(Task requirements):
Write out each line of the listing as it stands, without the images.

————————

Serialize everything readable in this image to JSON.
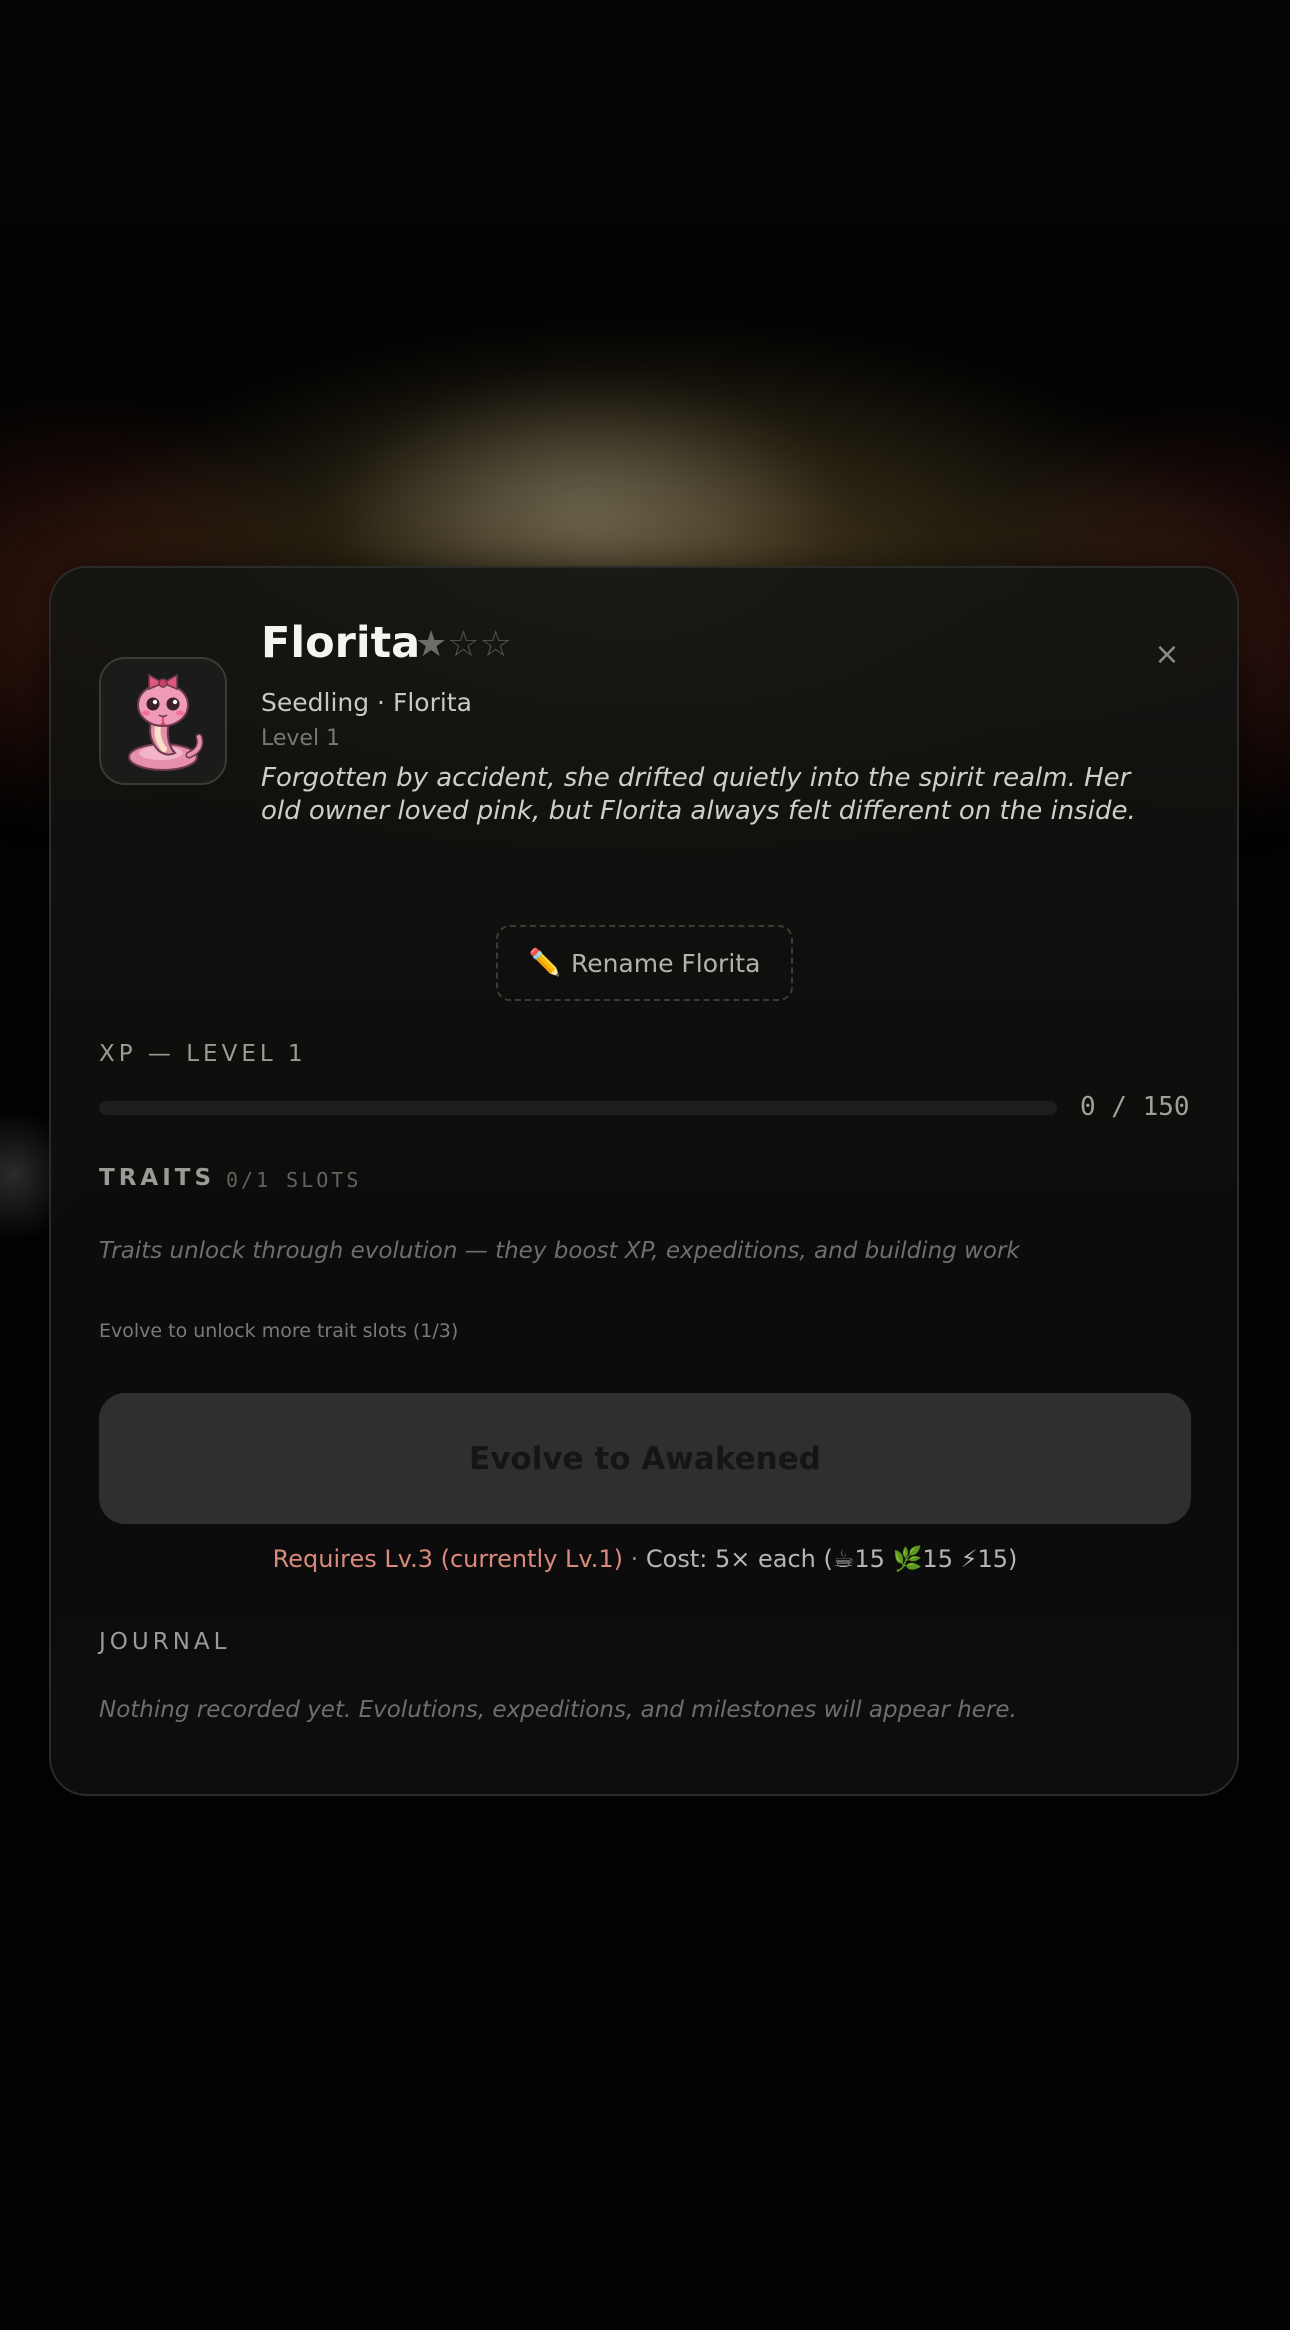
{
  "pet": {
    "name": "Florita",
    "stars": {
      "filled": "★",
      "empty": "☆☆",
      "rating": 1,
      "max": 3
    },
    "subtitle": "Seedling · Florita",
    "level_label": "Level 1",
    "bio": "Forgotten by accident, she drifted quietly into the spirit realm. Her old owner loved pink, but Florita always felt different on the inside.",
    "avatar_icon": "pink-snake-with-bow-icon"
  },
  "actions": {
    "close_symbol": "×",
    "rename_icon": "✏️",
    "rename_label": "Rename Florita"
  },
  "xp": {
    "title": "XP — LEVEL 1",
    "current": 0,
    "max": 150,
    "display": "0 / 150"
  },
  "traits": {
    "title": "TRAITS",
    "slots": "0/1 SLOTS",
    "empty_note": "Traits unlock through evolution — they boost XP, expeditions, and building work",
    "unlock_hint": "Evolve to unlock more trait slots (1/3)"
  },
  "evolve": {
    "button_label": "Evolve to Awakened",
    "requirement": "Requires Lv.3 (currently Lv.1)",
    "separator": " · ",
    "cost": "Cost: 5× each (☕15 🌿15 ⚡15)"
  },
  "journal": {
    "title": "JOURNAL",
    "empty_note": "Nothing recorded yet. Evolutions, expeditions, and milestones will appear here."
  },
  "colors": {
    "background": "#030303",
    "card": "#141412",
    "accent_warning": "#d98a7c",
    "button_disabled": "#2f2f2f"
  }
}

————————

(Task answer):
Serialize everything readable in this image to JSON.
{
  "pet": {
    "name": "Florita",
    "stars": {
      "filled": "★",
      "empty": "☆☆",
      "rating": 1,
      "max": 3
    },
    "subtitle": "Seedling · Florita",
    "level_label": "Level 1",
    "bio": "Forgotten by accident, she drifted quietly into the spirit realm. Her old owner loved pink, but Florita always felt different on the inside.",
    "avatar_icon": "pink-snake-with-bow-icon"
  },
  "actions": {
    "close_symbol": "×",
    "rename_icon": "✏️",
    "rename_label": "Rename Florita"
  },
  "xp": {
    "title": "XP — LEVEL 1",
    "current": 0,
    "max": 150,
    "display": "0 / 150"
  },
  "traits": {
    "title": "TRAITS",
    "slots": "0/1 SLOTS",
    "empty_note": "Traits unlock through evolution — they boost XP, expeditions, and building work",
    "unlock_hint": "Evolve to unlock more trait slots (1/3)"
  },
  "evolve": {
    "button_label": "Evolve to Awakened",
    "requirement": "Requires Lv.3 (currently Lv.1)",
    "separator": " · ",
    "cost": "Cost: 5× each (☕15 🌿15 ⚡15)"
  },
  "journal": {
    "title": "JOURNAL",
    "empty_note": "Nothing recorded yet. Evolutions, expeditions, and milestones will appear here."
  },
  "colors": {
    "background": "#030303",
    "card": "#141412",
    "accent_warning": "#d98a7c",
    "button_disabled": "#2f2f2f"
  }
}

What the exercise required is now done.